*Prompt*
Your reply should be one number: the count of lines holding the word "grafémy".

*Information supplied*
>>

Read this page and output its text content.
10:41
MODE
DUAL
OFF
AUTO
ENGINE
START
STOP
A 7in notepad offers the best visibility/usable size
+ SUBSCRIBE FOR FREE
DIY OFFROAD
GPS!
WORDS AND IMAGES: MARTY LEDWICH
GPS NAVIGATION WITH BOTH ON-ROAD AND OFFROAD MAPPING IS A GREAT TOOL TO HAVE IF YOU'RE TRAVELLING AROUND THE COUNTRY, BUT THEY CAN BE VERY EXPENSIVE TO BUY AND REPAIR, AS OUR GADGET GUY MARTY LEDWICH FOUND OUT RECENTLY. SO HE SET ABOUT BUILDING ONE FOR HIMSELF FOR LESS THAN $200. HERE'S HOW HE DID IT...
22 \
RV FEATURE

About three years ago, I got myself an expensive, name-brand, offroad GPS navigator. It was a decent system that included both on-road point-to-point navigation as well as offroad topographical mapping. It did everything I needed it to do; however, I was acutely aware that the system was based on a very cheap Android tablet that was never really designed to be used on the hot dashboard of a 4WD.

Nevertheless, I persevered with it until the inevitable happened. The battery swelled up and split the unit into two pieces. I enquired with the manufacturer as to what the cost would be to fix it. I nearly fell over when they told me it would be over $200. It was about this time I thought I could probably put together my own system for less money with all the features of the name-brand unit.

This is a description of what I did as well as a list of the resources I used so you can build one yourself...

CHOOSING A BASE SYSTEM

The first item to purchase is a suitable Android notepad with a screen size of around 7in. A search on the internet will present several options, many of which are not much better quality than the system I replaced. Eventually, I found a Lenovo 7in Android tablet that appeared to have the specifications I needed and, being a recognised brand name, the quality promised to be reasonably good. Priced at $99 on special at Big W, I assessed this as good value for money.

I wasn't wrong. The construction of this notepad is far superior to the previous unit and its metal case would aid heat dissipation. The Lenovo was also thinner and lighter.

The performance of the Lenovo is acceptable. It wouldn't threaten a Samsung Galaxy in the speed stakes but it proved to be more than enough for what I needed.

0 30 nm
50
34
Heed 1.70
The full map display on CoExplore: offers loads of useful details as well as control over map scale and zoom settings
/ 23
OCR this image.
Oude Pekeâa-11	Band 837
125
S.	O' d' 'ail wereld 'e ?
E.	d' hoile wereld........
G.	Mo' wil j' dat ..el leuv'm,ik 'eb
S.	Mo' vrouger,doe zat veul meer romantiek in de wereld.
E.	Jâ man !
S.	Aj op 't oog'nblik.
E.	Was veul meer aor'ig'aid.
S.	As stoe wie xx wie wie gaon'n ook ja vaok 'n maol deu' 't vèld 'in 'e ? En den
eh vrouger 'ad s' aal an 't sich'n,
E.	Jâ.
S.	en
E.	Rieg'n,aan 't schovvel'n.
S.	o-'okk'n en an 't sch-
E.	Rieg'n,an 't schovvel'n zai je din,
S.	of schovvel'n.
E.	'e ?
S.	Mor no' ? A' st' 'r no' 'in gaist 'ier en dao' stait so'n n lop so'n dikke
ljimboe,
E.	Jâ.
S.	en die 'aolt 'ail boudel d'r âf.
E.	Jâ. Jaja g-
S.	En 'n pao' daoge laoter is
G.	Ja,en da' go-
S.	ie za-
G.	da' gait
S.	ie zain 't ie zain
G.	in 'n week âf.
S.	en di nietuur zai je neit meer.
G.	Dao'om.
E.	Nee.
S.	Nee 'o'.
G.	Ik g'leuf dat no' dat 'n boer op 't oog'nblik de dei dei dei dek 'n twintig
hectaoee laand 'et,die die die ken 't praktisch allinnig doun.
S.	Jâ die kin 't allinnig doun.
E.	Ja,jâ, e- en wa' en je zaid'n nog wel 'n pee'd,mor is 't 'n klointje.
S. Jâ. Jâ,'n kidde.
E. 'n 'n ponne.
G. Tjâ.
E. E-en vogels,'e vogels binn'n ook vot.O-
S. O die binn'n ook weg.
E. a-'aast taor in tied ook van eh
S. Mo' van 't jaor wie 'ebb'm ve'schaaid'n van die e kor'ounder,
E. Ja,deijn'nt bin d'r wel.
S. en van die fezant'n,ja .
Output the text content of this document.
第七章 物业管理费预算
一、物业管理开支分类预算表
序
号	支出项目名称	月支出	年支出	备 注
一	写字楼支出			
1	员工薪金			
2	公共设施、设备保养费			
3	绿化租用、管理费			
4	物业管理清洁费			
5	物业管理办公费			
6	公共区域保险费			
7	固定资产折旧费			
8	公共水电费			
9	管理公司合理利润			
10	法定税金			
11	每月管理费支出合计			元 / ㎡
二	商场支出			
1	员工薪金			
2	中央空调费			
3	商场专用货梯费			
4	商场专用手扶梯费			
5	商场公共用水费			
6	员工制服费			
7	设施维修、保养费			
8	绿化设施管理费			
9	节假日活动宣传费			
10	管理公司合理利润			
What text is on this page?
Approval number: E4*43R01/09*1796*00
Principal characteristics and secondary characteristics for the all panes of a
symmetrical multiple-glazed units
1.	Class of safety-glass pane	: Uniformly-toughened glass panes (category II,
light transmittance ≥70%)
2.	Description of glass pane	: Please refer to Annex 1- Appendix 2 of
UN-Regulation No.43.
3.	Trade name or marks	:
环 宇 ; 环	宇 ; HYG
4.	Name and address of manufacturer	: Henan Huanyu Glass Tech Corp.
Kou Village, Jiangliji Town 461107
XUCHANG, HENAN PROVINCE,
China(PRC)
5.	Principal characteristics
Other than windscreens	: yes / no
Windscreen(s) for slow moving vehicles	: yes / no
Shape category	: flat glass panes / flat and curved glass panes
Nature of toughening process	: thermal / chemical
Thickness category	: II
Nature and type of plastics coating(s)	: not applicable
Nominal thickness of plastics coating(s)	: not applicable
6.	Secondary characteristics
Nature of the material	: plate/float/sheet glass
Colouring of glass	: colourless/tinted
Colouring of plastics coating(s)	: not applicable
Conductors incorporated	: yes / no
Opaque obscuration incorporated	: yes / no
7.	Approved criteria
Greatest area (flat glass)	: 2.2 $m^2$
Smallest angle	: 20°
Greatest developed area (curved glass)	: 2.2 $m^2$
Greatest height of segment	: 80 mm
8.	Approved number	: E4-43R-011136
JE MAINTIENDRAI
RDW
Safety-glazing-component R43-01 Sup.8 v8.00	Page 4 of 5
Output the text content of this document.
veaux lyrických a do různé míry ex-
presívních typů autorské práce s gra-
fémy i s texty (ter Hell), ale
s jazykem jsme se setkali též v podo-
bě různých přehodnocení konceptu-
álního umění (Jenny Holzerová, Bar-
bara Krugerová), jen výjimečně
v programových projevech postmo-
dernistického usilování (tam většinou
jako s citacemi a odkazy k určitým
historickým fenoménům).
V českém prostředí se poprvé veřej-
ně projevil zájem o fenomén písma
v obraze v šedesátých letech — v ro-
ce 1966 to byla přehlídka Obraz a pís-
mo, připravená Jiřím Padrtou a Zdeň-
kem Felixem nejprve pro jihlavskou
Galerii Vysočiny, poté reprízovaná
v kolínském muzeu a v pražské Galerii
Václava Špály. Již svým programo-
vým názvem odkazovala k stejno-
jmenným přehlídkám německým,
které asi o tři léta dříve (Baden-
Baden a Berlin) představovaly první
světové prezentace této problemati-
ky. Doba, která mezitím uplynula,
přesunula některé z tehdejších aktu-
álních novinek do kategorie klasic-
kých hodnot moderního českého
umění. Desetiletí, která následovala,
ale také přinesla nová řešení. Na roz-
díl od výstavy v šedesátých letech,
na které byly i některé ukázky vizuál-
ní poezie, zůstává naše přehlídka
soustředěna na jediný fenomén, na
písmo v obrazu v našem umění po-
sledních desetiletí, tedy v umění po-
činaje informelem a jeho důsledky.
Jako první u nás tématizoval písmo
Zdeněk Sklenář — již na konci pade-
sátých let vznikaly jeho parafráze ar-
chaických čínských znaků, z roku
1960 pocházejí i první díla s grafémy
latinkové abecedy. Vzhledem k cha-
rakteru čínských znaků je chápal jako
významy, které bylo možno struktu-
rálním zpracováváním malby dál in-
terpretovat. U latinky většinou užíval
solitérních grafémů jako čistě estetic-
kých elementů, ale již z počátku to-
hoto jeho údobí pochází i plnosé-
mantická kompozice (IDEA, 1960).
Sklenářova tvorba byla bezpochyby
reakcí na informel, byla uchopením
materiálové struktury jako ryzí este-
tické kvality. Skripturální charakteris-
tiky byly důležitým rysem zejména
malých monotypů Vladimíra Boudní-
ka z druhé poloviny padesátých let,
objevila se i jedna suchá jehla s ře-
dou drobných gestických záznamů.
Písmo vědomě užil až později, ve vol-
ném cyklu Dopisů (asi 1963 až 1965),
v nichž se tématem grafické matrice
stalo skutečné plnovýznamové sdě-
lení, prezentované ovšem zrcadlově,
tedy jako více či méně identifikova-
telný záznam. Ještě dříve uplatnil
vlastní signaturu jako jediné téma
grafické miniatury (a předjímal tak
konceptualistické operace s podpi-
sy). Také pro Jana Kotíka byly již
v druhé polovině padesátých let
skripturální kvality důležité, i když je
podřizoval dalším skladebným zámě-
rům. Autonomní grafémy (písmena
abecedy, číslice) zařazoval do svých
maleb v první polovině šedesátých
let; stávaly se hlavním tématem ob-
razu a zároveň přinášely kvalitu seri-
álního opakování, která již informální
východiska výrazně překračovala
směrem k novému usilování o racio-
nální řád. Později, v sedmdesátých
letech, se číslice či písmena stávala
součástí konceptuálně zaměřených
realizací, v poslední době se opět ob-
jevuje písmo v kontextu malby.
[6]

<<

*Exercise answer*
2